Look for the word "this" in each line and report the count of matching lines, with nothing added.

>> begin Records shown

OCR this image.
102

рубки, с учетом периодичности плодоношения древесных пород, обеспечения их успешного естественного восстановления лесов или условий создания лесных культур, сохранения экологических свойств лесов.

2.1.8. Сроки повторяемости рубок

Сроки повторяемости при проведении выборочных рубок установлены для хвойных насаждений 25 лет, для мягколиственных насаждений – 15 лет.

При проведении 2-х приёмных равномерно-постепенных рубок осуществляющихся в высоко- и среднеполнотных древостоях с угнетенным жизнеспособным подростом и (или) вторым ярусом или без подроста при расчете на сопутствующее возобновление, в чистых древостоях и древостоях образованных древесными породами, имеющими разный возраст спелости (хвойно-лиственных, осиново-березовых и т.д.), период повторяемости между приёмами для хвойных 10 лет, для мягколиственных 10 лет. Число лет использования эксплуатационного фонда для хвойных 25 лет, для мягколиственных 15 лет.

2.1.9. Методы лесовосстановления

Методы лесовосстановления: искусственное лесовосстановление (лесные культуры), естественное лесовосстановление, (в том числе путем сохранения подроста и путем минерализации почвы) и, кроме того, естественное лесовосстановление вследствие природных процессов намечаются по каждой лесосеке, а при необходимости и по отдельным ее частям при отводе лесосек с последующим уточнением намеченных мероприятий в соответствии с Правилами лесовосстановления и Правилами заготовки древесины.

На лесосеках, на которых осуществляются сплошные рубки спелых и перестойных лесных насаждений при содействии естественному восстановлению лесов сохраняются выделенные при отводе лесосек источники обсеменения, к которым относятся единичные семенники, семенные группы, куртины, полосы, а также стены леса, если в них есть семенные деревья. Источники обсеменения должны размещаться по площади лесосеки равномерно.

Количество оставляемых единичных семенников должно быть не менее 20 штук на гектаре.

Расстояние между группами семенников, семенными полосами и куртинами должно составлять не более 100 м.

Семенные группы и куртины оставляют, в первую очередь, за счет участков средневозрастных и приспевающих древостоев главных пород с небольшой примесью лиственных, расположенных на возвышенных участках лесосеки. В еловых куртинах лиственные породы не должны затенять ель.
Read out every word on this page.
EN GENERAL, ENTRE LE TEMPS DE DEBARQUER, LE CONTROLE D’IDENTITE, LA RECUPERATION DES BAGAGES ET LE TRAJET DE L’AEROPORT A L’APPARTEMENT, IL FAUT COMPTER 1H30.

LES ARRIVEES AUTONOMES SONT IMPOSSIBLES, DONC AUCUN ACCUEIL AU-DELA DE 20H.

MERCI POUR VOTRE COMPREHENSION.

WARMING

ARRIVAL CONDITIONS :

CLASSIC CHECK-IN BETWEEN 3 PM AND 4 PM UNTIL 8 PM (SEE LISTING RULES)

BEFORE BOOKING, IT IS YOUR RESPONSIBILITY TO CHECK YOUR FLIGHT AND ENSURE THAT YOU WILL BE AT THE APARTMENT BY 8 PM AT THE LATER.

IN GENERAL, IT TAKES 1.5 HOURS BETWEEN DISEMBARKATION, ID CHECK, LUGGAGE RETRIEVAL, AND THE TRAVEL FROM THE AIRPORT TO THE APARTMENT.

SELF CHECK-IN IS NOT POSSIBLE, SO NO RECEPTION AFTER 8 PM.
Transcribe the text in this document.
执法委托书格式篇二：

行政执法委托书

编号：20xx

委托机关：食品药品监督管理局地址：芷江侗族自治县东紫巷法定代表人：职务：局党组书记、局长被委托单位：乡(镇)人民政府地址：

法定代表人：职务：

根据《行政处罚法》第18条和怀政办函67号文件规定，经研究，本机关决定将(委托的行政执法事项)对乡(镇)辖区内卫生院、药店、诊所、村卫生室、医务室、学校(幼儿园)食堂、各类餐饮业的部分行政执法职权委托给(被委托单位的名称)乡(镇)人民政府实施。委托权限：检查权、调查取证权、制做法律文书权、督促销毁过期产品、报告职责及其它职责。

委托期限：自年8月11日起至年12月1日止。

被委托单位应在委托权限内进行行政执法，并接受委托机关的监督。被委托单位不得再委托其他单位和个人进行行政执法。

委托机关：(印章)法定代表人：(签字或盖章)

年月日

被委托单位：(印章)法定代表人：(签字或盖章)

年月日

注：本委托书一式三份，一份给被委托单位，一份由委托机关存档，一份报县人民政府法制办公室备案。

>> end Records shown

Solved problem:
3